(Page)
— Begin —
So, how did Santana do in his leadoff debut?
In his first at-bat, he watched five pitches before pulling a fastball from Justin Verlander over the wall in right for a leadoff home run. He became the first Indians hitter since June 28, 1984 (Joe Carter) to hit a leadoff shot in his first career plate appearance in the No. 1 spot.
In his second at-bat, Santana watched four pitches, worked to a 3-1 count and then slashed a fastball to the left-center field gap for a double off Verlander. He saw seven pitches in his next two PAs (flyout and groundout), meaning he averaged 4.5 P/PA on the night.
After the homer, Santana said first-base coach Sandy Alomar Jr. made a joke about him becoming the next Rickey Henderson.
“It was something funny,” Santana said with a smile.
— End —
(Extracted records)
— Begin —
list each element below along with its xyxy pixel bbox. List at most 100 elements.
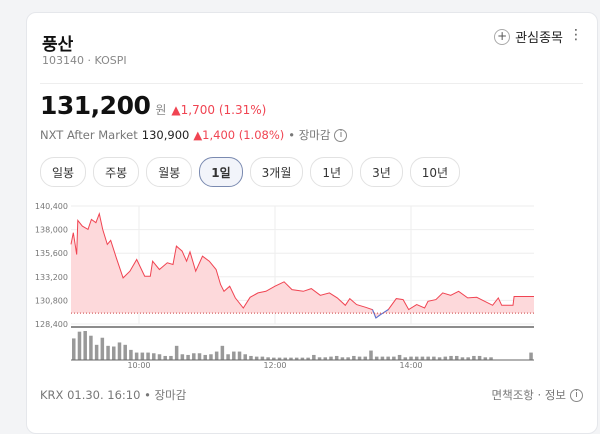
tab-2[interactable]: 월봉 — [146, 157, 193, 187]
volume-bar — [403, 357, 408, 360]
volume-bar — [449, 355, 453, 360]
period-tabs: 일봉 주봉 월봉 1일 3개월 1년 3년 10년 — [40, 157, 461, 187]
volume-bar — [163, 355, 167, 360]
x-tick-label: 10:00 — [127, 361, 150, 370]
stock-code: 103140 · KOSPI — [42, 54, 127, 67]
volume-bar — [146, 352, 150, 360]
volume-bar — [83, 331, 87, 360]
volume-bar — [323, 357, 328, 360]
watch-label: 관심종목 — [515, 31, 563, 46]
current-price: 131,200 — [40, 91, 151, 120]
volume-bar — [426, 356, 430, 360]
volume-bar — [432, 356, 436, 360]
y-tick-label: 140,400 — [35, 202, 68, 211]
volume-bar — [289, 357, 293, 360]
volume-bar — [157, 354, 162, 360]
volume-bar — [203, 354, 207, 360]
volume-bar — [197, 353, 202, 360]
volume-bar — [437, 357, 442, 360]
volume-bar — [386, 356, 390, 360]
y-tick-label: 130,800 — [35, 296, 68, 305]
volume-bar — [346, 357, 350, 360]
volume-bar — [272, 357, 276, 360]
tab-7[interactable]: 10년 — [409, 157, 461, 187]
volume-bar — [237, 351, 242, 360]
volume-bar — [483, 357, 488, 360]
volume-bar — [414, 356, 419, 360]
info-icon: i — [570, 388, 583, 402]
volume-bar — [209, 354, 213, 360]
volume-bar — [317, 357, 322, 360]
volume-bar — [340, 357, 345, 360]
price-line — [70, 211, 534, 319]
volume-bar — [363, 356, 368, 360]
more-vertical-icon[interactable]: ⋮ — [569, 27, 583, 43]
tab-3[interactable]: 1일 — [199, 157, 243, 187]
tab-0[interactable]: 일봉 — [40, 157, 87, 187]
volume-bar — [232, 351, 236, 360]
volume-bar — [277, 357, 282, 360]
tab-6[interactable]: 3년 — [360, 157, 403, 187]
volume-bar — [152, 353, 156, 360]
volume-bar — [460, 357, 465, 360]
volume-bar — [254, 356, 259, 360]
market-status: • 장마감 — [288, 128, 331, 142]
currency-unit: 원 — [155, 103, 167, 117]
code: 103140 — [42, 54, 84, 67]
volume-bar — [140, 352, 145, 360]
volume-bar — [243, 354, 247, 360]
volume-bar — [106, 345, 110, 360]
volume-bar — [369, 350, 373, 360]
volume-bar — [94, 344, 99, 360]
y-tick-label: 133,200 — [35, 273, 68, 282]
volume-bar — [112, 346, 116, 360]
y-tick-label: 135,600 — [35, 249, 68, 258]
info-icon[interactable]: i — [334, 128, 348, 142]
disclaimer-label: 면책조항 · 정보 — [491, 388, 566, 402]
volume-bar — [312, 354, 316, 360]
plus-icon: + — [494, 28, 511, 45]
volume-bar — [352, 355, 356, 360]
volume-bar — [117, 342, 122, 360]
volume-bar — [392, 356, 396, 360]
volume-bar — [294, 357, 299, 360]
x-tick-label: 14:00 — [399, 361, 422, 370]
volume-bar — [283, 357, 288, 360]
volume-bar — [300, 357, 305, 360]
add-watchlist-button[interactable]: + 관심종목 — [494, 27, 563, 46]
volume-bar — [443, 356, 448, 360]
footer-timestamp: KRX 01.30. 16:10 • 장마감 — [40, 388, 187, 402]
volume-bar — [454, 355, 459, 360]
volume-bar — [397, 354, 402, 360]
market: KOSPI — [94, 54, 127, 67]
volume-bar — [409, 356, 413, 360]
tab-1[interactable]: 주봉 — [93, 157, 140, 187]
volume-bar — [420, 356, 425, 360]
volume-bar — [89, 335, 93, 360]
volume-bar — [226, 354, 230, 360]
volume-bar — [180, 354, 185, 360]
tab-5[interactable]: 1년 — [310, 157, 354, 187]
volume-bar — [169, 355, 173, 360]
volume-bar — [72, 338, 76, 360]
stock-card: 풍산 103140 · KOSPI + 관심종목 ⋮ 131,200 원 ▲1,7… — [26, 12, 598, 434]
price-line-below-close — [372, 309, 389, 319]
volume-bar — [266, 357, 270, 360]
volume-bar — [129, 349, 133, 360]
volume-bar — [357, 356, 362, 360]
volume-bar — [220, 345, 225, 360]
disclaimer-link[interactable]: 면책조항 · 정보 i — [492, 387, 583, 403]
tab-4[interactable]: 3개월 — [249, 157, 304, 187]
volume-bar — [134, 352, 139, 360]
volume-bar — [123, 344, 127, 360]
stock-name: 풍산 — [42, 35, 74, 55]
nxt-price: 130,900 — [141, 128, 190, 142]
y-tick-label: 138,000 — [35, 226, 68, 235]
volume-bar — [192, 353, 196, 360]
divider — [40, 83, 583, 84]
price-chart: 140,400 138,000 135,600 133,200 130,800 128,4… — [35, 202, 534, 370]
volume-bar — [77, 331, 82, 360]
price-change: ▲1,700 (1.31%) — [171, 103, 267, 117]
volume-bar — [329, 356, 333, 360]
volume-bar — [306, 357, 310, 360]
— End —
(Problems and tasks)
- a) Name every person mentioned in the article on Santana's leadoff debut.
- b) From the article on Santana's leadoff debut, extract everything from "In his first at-bat, he" down to "No. 1 spot.".
- c) Write the next part of the article on Santana's leadoff debut, picking up after its final sentence.

(Results)
- a) Santana, Justin Verlander, Joe Carter, Sandy Alomar Jr., Rickey Henderson

- b)
In his first at-bat, he watched five pitches before pulling a fastball from Justin Verlander over the wall in right for a leadoff home run. He became the first Indians hitter since June 28, 1984 (Joe Carter) to hit a leadoff shot in his first career plate appearance in the No. 1 spot.

- c)
Francona isn’t sure when Santana might be the leadoff man again. The manager said Friday’s event was mostly circumstantial. The manager wanted to give Rajai Davis and Jose Ramirez a day off from starting, so there was a hole to fill at the top. Francona also liked that Santana had six career homers off Verlander. Make it seven now.
“I thought he did a good job,” Francona said. “He hit a home run his first at-bat. That was probably about as well as you could draw it up. But, if he was hitting fourth tonight, he might’ve done the same thing and there might’ve been somebody on base.”
SECOND: Had it not been for the Santana development, Josh Tomlin would have been the big storyline.
Over 6.2 innings, Tomlin allowed only one run on four hits, finishing with four strikeouts and one walk. The right-hander focused on mixing in his changeup, curve and cutter to help off-set his four-seam fastball and sinker.
“I was able to throw all my pitches for strikes,” Tomlin said, “and was able to mix it up enough to keep them off-balance and get quick outs.”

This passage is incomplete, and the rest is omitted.